Materials provided:
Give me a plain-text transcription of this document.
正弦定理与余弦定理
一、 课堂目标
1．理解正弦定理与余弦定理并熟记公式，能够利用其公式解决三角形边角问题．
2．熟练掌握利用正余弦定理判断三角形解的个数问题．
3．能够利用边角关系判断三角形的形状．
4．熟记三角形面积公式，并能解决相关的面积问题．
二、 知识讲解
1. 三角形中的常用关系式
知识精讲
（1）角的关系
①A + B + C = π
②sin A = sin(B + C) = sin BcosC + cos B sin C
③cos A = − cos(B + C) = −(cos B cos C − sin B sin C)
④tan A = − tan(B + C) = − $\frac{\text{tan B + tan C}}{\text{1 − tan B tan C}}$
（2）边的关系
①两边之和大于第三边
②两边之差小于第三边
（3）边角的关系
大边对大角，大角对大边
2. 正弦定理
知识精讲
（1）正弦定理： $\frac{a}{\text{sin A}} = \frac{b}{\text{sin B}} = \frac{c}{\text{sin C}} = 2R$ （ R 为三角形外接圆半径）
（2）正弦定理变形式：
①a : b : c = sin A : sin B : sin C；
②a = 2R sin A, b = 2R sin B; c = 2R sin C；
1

Problem: Set down the material above again, word for word.

Answer:
Give me a plain-text transcription of this document.
正弦定理与余弦定理
一、 课堂目标
1．理解正弦定理与余弦定理并熟记公式，能够利用其公式解决三角形边角问题．
2．熟练掌握利用正余弦定理判断三角形解的个数问题．
3．能够利用边角关系判断三角形的形状．
4．熟记三角形面积公式，并能解决相关的面积问题．
二、 知识讲解
1. 三角形中的常用关系式
知识精讲
（1）角的关系
①A + B + C = π
②sin A = sin(B + C) = sin BcosC + cos B sin C
③cos A = − cos(B + C) = −(cos B cos C − sin B sin C)
④tan A = − tan(B + C) = − $\frac{\text{tan B + tan C}}{\text{1 − tan B tan C}}$
（2）边的关系
①两边之和大于第三边
②两边之差小于第三边
（3）边角的关系
大边对大角，大角对大边
2. 正弦定理
知识精讲
（1）正弦定理： $\frac{a}{\text{sin A}} = \frac{b}{\text{sin B}} = \frac{c}{\text{sin C}} = 2R$ （ R 为三角形外接圆半径）
（2）正弦定理变形式：
①a : b : c = sin A : sin B : sin C；
②a = 2R sin A, b = 2R sin B; c = 2R sin C；
1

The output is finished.